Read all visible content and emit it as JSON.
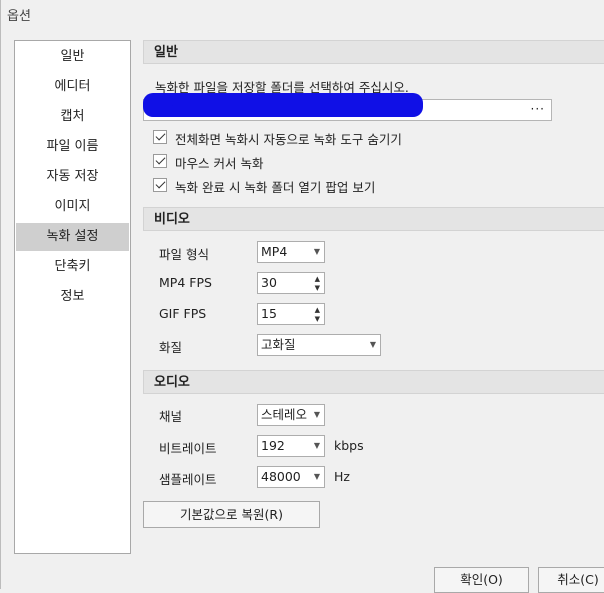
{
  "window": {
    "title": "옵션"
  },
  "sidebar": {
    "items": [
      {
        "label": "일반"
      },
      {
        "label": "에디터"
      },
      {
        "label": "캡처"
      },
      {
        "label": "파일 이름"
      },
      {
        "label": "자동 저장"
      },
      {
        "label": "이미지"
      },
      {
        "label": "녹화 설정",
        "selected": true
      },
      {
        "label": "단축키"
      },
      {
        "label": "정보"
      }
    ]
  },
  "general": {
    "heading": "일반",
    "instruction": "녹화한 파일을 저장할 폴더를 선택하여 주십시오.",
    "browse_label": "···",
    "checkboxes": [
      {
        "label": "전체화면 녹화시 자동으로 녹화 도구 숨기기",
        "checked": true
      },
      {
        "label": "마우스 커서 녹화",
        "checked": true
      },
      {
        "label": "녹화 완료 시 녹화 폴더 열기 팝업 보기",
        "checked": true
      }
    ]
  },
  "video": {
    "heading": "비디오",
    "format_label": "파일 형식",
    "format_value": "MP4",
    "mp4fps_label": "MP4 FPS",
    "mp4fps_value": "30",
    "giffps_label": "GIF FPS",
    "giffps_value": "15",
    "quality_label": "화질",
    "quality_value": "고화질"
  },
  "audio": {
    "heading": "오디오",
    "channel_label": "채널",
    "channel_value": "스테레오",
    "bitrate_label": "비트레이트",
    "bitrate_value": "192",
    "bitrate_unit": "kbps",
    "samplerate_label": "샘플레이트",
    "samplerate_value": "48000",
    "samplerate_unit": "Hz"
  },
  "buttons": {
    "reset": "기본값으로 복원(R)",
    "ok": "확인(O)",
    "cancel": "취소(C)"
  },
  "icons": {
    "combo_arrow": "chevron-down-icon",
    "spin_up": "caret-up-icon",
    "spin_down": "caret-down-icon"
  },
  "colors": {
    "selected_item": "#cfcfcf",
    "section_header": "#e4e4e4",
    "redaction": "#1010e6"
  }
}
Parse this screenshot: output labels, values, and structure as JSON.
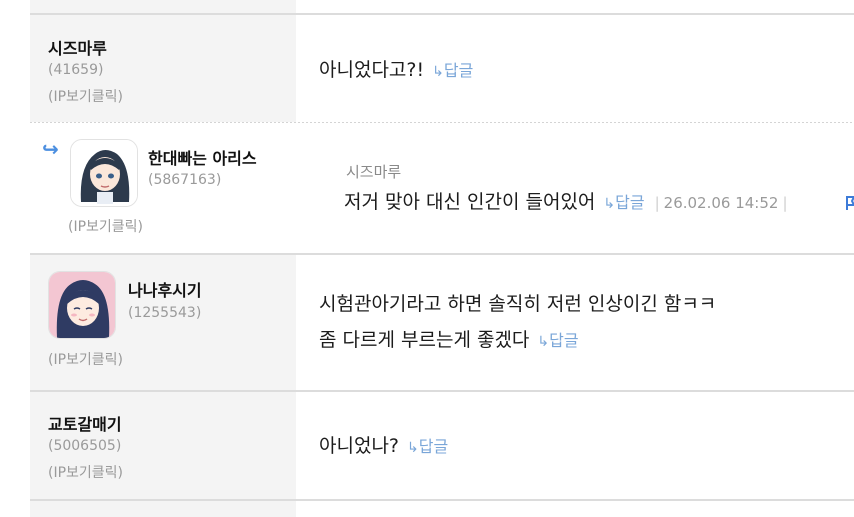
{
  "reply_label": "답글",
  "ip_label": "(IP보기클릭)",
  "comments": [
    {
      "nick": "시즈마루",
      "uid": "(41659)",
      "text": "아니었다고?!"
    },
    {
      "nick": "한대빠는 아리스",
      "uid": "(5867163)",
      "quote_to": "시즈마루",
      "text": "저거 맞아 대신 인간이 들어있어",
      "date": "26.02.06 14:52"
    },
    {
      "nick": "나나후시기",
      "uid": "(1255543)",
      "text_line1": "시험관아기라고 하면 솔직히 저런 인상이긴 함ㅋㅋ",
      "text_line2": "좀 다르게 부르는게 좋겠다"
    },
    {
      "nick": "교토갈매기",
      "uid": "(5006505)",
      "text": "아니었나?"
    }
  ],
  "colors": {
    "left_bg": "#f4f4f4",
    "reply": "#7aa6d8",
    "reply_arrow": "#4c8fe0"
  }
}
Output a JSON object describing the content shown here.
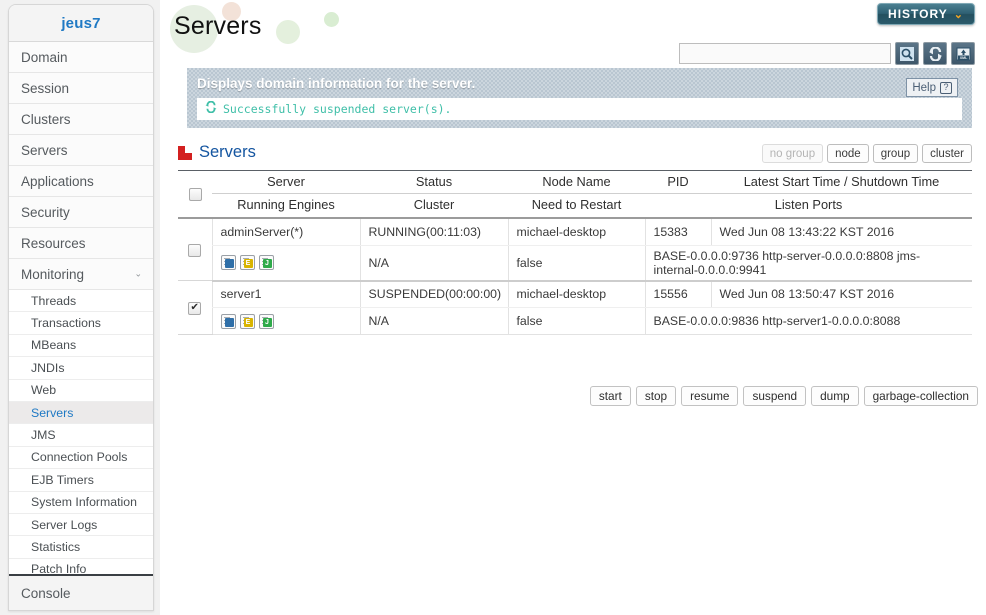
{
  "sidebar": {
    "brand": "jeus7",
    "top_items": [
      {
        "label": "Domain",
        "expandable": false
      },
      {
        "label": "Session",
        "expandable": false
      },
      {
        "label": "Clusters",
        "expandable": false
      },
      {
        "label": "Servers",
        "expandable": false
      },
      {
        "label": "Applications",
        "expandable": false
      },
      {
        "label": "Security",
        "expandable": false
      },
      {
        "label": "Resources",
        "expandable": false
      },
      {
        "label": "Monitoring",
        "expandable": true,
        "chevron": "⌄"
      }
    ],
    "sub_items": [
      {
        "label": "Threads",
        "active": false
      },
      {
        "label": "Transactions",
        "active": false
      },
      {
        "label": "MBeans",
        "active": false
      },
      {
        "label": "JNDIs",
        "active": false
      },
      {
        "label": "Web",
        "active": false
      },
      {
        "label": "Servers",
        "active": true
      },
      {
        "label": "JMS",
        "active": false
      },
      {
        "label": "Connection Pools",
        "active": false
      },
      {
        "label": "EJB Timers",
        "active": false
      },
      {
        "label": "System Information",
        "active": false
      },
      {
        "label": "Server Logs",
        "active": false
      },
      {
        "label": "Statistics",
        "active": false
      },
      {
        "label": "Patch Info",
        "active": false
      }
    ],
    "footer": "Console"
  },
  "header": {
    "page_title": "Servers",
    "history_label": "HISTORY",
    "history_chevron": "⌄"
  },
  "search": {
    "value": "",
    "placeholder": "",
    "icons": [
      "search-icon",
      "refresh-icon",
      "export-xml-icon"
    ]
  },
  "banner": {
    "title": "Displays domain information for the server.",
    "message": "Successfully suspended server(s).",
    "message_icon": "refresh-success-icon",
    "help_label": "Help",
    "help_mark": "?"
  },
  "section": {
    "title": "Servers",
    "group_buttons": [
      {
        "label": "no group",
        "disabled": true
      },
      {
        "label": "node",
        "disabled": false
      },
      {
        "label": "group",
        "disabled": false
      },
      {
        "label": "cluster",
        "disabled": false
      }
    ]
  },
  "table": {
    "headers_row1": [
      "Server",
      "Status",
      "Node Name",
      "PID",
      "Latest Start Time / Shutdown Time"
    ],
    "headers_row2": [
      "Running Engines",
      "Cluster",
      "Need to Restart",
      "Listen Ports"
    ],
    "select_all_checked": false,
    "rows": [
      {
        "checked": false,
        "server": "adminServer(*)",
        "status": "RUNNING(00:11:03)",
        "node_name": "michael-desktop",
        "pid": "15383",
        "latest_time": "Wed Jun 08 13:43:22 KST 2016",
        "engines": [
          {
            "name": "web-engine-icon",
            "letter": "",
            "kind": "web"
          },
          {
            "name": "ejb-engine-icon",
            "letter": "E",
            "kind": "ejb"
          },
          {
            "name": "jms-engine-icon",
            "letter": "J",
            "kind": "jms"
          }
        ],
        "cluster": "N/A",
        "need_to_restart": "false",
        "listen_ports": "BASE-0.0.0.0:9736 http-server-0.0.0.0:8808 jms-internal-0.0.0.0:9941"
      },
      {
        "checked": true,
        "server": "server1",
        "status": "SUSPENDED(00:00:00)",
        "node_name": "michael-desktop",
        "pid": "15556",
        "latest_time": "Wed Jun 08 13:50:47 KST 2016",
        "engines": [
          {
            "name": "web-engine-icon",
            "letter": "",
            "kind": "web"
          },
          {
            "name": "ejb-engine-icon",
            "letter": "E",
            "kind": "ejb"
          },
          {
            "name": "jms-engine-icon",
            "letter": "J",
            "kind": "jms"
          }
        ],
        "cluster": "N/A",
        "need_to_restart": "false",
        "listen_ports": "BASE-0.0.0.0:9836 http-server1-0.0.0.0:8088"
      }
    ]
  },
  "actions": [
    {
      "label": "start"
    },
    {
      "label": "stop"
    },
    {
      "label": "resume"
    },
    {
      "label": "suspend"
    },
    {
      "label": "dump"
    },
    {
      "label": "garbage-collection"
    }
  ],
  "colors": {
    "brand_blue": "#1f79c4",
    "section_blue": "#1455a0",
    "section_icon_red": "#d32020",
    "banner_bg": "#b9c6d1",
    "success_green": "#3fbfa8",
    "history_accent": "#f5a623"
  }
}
==================================================
TASK STATEMENT:
Extract all the entries word for word; omit any pictures.

TASK RESPONSE:
Read all visible content and emit it as JSON.
{
  "window": {
    "title": "옵션"
  },
  "sidebar": {
    "items": [
      {
        "label": "일반"
      },
      {
        "label": "에디터"
      },
      {
        "label": "캡처"
      },
      {
        "label": "파일 이름"
      },
      {
        "label": "자동 저장"
      },
      {
        "label": "이미지"
      },
      {
        "label": "녹화 설정",
        "selected": true
      },
      {
        "label": "단축키"
      },
      {
        "label": "정보"
      }
    ]
  },
  "general": {
    "heading": "일반",
    "instruction": "녹화한 파일을 저장할 폴더를 선택하여 주십시오.",
    "browse_label": "···",
    "checkboxes": [
      {
        "label": "전체화면 녹화시 자동으로 녹화 도구 숨기기",
        "checked": true
      },
      {
        "label": "마우스 커서 녹화",
        "checked": true
      },
      {
        "label": "녹화 완료 시 녹화 폴더 열기 팝업 보기",
        "checked": true
      }
    ]
  },
  "video": {
    "heading": "비디오",
    "format_label": "파일 형식",
    "format_value": "MP4",
    "mp4fps_label": "MP4 FPS",
    "mp4fps_value": "30",
    "giffps_label": "GIF FPS",
    "giffps_value": "15",
    "quality_label": "화질",
    "quality_value": "고화질"
  },
  "audio": {
    "heading": "오디오",
    "channel_label": "채널",
    "channel_value": "스테레오",
    "bitrate_label": "비트레이트",
    "bitrate_value": "192",
    "bitrate_unit": "kbps",
    "samplerate_label": "샘플레이트",
    "samplerate_value": "48000",
    "samplerate_unit": "Hz"
  },
  "buttons": {
    "reset": "기본값으로 복원(R)",
    "ok": "확인(O)",
    "cancel": "취소(C)"
  },
  "icons": {
    "combo_arrow": "chevron-down-icon",
    "spin_up": "caret-up-icon",
    "spin_down": "caret-down-icon"
  },
  "colors": {
    "selected_item": "#cfcfcf",
    "section_header": "#e4e4e4",
    "redaction": "#1010e6"
  }
}
Parse this screenshot: output labels, values, and structure as JSON.
{
  "reply_label": "답글",
  "ip_label": "(IP보기클릭)",
  "comments": [
    {
      "nick": "시즈마루",
      "uid": "(41659)",
      "text": "아니었다고?!"
    },
    {
      "nick": "한대빠는 아리스",
      "uid": "(5867163)",
      "quote_to": "시즈마루",
      "text": "저거 맞아 대신 인간이 들어있어",
      "date": "26.02.06 14:52"
    },
    {
      "nick": "나나후시기",
      "uid": "(1255543)",
      "text_line1": "시험관아기라고 하면 솔직히 저런 인상이긴 함ㅋㅋ",
      "text_line2": "좀 다르게 부르는게 좋겠다"
    },
    {
      "nick": "교토갈매기",
      "uid": "(5006505)",
      "text": "아니었나?"
    }
  ],
  "colors": {
    "left_bg": "#f4f4f4",
    "reply": "#7aa6d8",
    "reply_arrow": "#4c8fe0"
  }
}
Output a JSON object describing the content shown here.
{
  "sidebar": {
    "brand": "jeus7",
    "top_items": [
      {
        "label": "Domain",
        "expandable": false
      },
      {
        "label": "Session",
        "expandable": false
      },
      {
        "label": "Clusters",
        "expandable": false
      },
      {
        "label": "Servers",
        "expandable": false
      },
      {
        "label": "Applications",
        "expandable": false
      },
      {
        "label": "Security",
        "expandable": false
      },
      {
        "label": "Resources",
        "expandable": false
      },
      {
        "label": "Monitoring",
        "expandable": true,
        "chevron": "⌄"
      }
    ],
    "sub_items": [
      {
        "label": "Threads",
        "active": false
      },
      {
        "label": "Transactions",
        "active": false
      },
      {
        "label": "MBeans",
        "active": false
      },
      {
        "label": "JNDIs",
        "active": false
      },
      {
        "label": "Web",
        "active": false
      },
      {
        "label": "Servers",
        "active": true
      },
      {
        "label": "JMS",
        "active": false
      },
      {
        "label": "Connection Pools",
        "active": false
      },
      {
        "label": "EJB Timers",
        "active": false
      },
      {
        "label": "System Information",
        "active": false
      },
      {
        "label": "Server Logs",
        "active": false
      },
      {
        "label": "Statistics",
        "active": false
      },
      {
        "label": "Patch Info",
        "active": false
      }
    ],
    "footer": "Console"
  },
  "header": {
    "page_title": "Servers",
    "history_label": "HISTORY",
    "history_chevron": "⌄"
  },
  "search": {
    "value": "",
    "placeholder": "",
    "icons": [
      "search-icon",
      "refresh-icon",
      "export-xml-icon"
    ]
  },
  "banner": {
    "title": "Displays domain information for the server.",
    "message": "Successfully suspended server(s).",
    "message_icon": "refresh-success-icon",
    "help_label": "Help",
    "help_mark": "?"
  },
  "section": {
    "title": "Servers",
    "group_buttons": [
      {
        "label": "no group",
        "disabled": true
      },
      {
        "label": "node",
        "disabled": false
      },
      {
        "label": "group",
        "disabled": false
      },
      {
        "label": "cluster",
        "disabled": false
      }
    ]
  },
  "table": {
    "headers_row1": [
      "Server",
      "Status",
      "Node Name",
      "PID",
      "Latest Start Time / Shutdown Time"
    ],
    "headers_row2": [
      "Running Engines",
      "Cluster",
      "Need to Restart",
      "Listen Ports"
    ],
    "select_all_checked": false,
    "rows": [
      {
        "checked": false,
        "server": "adminServer(*)",
        "status": "RUNNING(00:11:03)",
        "node_name": "michael-desktop",
        "pid": "15383",
        "latest_time": "Wed Jun 08 13:43:22 KST 2016",
        "engines": [
          {
            "name": "web-engine-icon",
            "letter": "",
            "kind": "web"
          },
          {
            "name": "ejb-engine-icon",
            "letter": "E",
            "kind": "ejb"
          },
          {
            "name": "jms-engine-icon",
            "letter": "J",
            "kind": "jms"
          }
        ],
        "cluster": "N/A",
        "need_to_restart": "false",
        "listen_ports": "BASE-0.0.0.0:9736 http-server-0.0.0.0:8808 jms-internal-0.0.0.0:9941"
      },
      {
        "checked": true,
        "server": "server1",
        "status": "SUSPENDED(00:00:00)",
        "node_name": "michael-desktop",
        "pid": "15556",
        "latest_time": "Wed Jun 08 13:50:47 KST 2016",
        "engines": [
          {
            "name": "web-engine-icon",
            "letter": "",
            "kind": "web"
          },
          {
            "name": "ejb-engine-icon",
            "letter": "E",
            "kind": "ejb"
          },
          {
            "name": "jms-engine-icon",
            "letter": "J",
            "kind": "jms"
          }
        ],
        "cluster": "N/A",
        "need_to_restart": "false",
        "listen_ports": "BASE-0.0.0.0:9836 http-server1-0.0.0.0:8088"
      }
    ]
  },
  "actions": [
    {
      "label": "start"
    },
    {
      "label": "stop"
    },
    {
      "label": "resume"
    },
    {
      "label": "suspend"
    },
    {
      "label": "dump"
    },
    {
      "label": "garbage-collection"
    }
  ],
  "colors": {
    "brand_blue": "#1f79c4",
    "section_blue": "#1455a0",
    "section_icon_red": "#d32020",
    "banner_bg": "#b9c6d1",
    "success_green": "#3fbfa8",
    "history_accent": "#f5a623"
  }
}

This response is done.